Regresó el miedo al Barrio de San Pablo, en Iztapalapa

Por Rosa María Vilchis Cano

Eran aproximadamente las de cuatro de la tarde. Las actividades de las personas eran como las de cualquier otro día: ir al mercado, salir a caminar, ir a la estética, salir por las tortillas, cuando se escuchó a lo lejos una descarga de arma de fuero, lo cual comenzó a generar pánico de nuevo en la población. Otra vez los narcomenudistas volvían a enfrentarse entre ellos.

La calle Lerdo Tejada del barrio San Pablo, en Iztapalapa, fue donde se realizó la primera descarga. Los vecinos comentan que llegaron disparando “por donde fuera”. No les importaba si había personas alrededor.

Una puerta color verde está agujerada por los disparos de ese 6 de mayo, que volvió a hacer que los habitantes tuvieran miedo de salir de sus casas. Al igual que la puerta verde, el zaguán color gris está cubierto de orificios. Las balas de la escena “fueron tiradas a la coladera para que no hubiera otra evidencia”, asegura una vecina que vio esta acción.

* REGISTROS DADOS *

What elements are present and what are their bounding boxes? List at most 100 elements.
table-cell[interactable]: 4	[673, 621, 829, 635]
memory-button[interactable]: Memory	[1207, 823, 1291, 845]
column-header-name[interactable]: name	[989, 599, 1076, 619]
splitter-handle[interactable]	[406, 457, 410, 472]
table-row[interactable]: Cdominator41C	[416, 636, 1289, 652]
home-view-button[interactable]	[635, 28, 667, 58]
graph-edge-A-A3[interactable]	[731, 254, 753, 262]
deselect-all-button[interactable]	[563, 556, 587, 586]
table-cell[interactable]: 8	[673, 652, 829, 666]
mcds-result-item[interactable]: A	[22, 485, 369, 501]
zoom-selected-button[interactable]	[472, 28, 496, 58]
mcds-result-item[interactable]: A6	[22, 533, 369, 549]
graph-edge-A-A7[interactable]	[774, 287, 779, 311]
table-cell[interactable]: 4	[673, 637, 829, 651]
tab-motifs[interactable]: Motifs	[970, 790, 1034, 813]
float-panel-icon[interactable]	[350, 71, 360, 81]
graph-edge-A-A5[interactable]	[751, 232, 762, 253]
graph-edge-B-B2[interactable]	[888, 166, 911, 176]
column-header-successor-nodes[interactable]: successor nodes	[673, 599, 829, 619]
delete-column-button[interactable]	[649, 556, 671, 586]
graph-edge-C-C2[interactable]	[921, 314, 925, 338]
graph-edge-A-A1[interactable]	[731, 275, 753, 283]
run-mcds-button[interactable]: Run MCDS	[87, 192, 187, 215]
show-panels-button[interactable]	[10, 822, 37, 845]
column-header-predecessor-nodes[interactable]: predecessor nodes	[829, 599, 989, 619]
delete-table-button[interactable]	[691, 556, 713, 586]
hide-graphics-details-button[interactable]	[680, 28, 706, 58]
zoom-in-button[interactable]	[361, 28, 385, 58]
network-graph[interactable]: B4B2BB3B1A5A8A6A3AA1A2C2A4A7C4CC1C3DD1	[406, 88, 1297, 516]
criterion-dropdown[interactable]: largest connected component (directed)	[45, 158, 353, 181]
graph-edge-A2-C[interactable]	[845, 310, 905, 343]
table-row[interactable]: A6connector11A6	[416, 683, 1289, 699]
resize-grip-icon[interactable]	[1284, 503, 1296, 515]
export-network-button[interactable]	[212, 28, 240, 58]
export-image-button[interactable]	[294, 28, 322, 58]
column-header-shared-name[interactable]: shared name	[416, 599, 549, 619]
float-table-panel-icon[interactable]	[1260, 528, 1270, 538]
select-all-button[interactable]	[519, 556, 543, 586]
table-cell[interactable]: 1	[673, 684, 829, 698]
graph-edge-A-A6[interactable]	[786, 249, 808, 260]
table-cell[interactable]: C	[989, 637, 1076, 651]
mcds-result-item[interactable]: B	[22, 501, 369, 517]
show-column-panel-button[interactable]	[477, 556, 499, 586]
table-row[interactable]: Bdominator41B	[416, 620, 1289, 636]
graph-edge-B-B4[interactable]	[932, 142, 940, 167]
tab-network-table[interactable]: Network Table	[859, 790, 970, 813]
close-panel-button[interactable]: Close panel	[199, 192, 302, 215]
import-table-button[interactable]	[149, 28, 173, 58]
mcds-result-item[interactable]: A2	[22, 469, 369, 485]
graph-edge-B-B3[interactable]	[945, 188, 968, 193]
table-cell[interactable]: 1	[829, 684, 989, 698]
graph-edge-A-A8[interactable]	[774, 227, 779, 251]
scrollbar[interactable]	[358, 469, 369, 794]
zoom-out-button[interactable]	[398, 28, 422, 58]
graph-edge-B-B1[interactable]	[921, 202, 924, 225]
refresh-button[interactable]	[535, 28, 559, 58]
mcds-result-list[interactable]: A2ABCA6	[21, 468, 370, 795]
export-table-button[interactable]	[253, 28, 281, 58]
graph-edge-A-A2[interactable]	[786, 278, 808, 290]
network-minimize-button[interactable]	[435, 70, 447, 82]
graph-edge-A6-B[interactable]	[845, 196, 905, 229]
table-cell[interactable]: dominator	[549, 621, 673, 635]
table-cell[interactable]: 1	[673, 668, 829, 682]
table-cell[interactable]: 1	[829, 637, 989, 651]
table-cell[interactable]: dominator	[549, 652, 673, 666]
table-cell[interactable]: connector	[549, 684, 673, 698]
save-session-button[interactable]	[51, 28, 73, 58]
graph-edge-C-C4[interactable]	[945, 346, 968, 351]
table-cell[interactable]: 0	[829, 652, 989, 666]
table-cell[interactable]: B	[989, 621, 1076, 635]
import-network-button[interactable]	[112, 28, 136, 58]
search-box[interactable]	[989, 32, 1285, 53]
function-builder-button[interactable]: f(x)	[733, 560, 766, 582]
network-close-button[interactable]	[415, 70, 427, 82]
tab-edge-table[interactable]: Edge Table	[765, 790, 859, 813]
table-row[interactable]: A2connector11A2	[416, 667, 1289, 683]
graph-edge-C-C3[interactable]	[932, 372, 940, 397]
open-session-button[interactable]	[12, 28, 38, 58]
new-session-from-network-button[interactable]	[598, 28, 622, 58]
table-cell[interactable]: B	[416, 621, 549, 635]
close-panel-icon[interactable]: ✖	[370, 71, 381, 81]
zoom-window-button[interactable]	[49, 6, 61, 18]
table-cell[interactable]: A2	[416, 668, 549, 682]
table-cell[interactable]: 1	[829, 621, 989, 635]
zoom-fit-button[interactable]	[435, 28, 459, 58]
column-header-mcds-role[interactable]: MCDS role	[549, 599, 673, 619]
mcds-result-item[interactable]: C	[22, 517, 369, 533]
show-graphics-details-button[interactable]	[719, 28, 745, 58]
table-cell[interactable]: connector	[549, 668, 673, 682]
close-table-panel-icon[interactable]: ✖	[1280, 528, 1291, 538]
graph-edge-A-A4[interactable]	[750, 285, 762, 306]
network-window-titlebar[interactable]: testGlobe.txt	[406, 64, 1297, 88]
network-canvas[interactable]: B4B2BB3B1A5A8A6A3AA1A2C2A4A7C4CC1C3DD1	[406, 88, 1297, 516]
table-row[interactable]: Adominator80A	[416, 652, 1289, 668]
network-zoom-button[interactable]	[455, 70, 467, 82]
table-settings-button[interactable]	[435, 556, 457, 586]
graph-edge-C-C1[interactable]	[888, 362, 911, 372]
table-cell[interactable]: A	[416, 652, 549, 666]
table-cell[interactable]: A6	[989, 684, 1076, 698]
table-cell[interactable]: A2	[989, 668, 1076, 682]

* EJERCICIO A *
Responde con datos de la nota sobre el barrio de San Pablo:
(i) ¿En qué calle se realizó la primera descarga?
(ii) ¿De qué color es la puerta agujerada por los disparos?
(iii) Según una vecina, ¿adónde fueron tiradas las balas?
* EJERCICIO B *
Retoma la nota sobre el miedo en el barrio de San Pablo y sigue escribiéndola a partir de su última oración.

* RESPUESTA A *
(i) En la calle Lerdo Tejada.
(ii) Verde.
(iii) A la coladera.

* RESPUESTA B *
Minutos después se trasladaron a la calle conocida como “El Pato”, en donde se desarrolló una segunda balacera. Ahí dispararon a una casa. Las personas que iban caminando por allí se refugiaron. En ese lugar una persona perdió la vida. A otra le pasaron rozando tres balazos. Uno de ellos en el pecho, en el cuello y por la oreja.

A la persona que resultó muerta le dispararon por la espalda. Los delincuentes de inmediato escaparon del lugar pero muchos de los testigos no hablan por miedo a que le hagan algo a su familia. La última vez que se habían enfrentado fue en diciembre.

Esa ocasión fue igual y hubo una muerte. El narcomenudeo en esta zona se divide en tres grupos fuertes, los cuales se enfrentan por vender la droga o por vengar la muerte de alguno de sus compañeros. En aquella ocasión, a la persona la rodearon en motocicletas y también le dispararon por la espalda, pero antes se pelearon a golpes. Ahora el grupo que realizó esto debía de cuidarse del otro grupo, que era el del mercado.

Los vecinos recuerdan que frecuentemente se enfrentan por estas razones y que incluso en sus entierros tiran disparos al cielo. De nuevo tienen miedo de salir.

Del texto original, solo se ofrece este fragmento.